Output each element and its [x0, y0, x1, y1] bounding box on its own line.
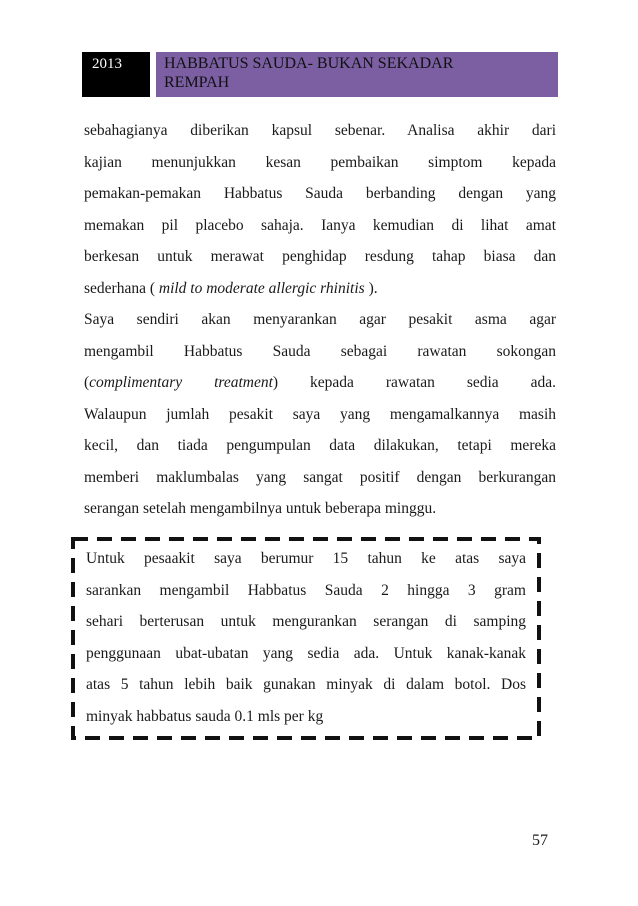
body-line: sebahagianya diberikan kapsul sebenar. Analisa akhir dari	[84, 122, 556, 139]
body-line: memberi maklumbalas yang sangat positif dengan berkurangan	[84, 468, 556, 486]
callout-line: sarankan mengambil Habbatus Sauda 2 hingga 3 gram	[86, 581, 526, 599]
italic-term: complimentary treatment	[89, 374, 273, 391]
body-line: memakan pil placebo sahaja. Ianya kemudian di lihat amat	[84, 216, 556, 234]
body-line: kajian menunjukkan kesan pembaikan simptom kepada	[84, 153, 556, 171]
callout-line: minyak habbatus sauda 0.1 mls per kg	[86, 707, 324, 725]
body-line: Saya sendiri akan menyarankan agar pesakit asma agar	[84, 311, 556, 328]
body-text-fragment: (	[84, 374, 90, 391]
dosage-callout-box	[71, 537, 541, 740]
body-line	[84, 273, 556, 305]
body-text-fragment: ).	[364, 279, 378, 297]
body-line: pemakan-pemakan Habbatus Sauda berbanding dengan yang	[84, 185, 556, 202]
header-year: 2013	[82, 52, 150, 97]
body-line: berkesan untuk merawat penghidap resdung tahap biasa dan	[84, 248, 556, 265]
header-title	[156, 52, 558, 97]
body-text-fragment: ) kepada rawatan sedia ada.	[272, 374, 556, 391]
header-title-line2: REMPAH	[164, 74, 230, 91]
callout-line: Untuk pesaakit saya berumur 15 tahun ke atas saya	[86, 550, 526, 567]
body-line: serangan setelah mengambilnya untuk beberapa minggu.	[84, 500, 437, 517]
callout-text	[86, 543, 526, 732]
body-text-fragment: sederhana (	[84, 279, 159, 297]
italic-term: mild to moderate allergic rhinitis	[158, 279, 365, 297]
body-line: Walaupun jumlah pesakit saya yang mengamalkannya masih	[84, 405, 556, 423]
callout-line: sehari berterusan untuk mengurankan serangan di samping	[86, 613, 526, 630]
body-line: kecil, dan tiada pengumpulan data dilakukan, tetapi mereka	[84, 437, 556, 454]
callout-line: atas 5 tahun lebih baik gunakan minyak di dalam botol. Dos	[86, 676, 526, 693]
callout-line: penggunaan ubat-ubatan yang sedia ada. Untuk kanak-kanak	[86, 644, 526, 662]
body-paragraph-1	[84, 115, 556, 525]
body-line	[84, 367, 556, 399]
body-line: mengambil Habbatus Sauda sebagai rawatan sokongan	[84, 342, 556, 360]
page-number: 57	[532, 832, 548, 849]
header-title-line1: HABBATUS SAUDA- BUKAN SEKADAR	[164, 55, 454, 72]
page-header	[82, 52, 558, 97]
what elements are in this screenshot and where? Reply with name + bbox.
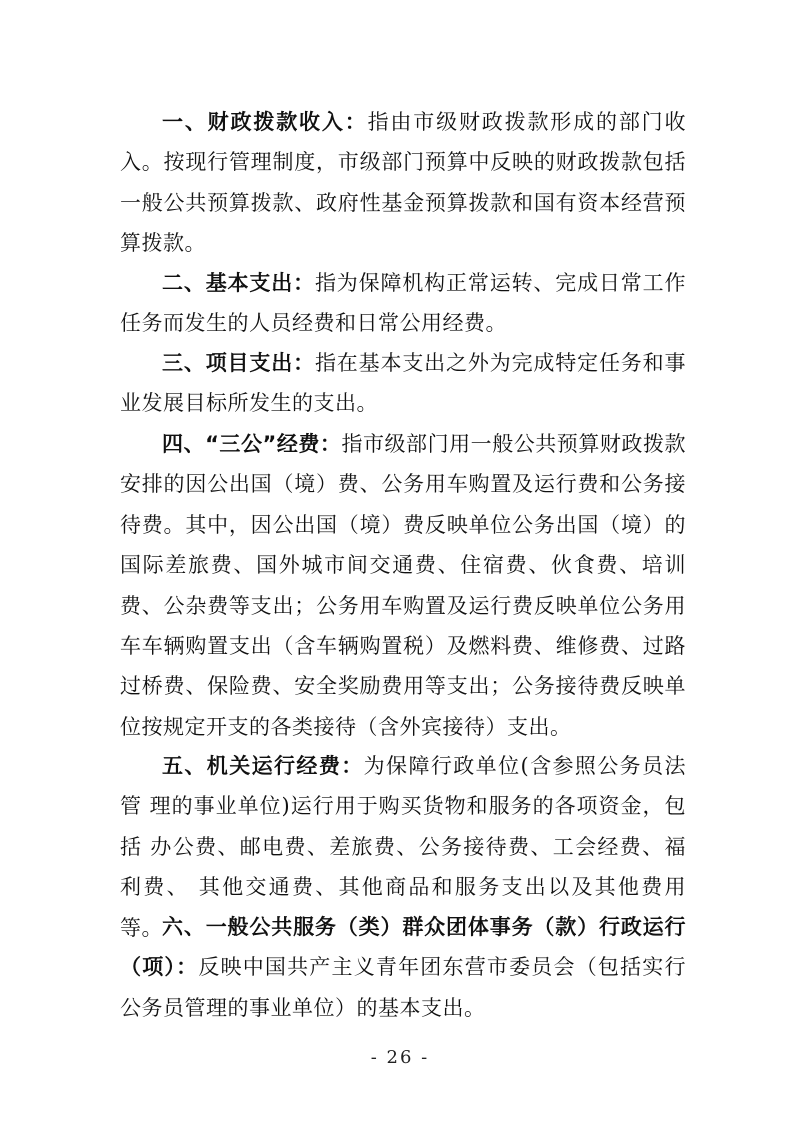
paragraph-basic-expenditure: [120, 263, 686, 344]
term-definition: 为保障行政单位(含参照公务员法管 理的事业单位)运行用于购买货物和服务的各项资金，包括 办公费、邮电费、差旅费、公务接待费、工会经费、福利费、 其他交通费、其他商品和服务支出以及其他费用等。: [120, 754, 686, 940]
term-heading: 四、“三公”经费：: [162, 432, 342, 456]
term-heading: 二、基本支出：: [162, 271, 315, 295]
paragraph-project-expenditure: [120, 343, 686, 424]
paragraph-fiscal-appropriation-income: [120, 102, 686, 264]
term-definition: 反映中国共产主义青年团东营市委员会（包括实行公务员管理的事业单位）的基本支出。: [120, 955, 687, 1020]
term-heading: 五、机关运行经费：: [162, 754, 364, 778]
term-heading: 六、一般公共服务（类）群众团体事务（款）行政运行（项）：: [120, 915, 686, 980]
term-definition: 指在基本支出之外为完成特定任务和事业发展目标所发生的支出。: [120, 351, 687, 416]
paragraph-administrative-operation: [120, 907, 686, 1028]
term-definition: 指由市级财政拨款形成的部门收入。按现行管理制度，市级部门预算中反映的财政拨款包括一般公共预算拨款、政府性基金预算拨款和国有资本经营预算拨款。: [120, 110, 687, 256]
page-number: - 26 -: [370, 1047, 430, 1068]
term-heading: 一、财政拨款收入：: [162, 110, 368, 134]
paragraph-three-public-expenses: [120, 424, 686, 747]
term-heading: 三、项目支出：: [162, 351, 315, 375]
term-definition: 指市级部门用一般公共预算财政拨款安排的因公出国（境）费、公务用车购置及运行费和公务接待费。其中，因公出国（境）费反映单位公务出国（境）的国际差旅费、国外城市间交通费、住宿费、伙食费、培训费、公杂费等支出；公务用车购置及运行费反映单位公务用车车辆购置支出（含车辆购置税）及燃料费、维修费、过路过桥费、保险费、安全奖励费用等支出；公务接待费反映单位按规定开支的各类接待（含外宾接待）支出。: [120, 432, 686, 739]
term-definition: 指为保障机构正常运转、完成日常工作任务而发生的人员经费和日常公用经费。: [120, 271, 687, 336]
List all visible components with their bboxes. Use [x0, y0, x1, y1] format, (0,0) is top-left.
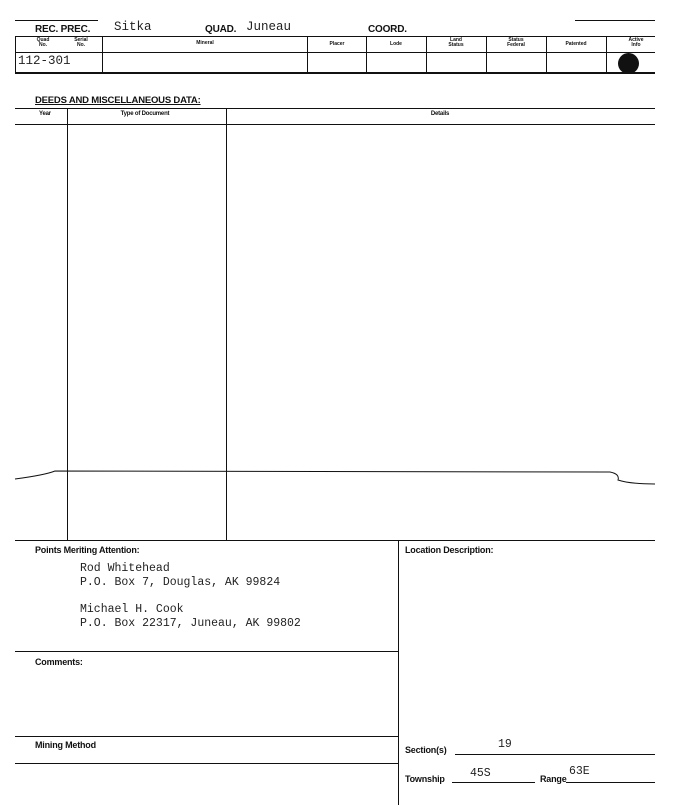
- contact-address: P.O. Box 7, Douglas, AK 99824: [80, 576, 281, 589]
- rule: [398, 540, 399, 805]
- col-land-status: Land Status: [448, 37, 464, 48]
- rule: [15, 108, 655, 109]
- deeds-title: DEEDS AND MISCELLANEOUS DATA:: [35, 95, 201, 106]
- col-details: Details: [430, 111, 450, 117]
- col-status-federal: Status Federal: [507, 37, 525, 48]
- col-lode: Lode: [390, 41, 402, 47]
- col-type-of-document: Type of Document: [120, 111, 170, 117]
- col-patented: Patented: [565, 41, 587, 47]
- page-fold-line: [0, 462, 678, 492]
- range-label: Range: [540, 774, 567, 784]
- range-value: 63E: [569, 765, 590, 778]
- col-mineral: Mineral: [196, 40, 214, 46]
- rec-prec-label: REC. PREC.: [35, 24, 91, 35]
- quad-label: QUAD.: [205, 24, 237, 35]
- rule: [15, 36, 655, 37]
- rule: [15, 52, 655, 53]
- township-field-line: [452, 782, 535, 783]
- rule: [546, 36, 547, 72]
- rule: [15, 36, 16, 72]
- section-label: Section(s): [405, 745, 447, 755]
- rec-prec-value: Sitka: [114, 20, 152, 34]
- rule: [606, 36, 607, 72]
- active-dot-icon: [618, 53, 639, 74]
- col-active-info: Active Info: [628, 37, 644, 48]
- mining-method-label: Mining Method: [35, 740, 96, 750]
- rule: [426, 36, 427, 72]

______

### The problem
Gather every line in the entries above that contains the word "rawatan".

### Solution to this task
body-text-fragment: ) kepada rawatan sedia ada.	[272, 374, 556, 391]
body-line: mengambil Habbatus Sauda sebagai rawatan sokongan	[84, 342, 556, 360]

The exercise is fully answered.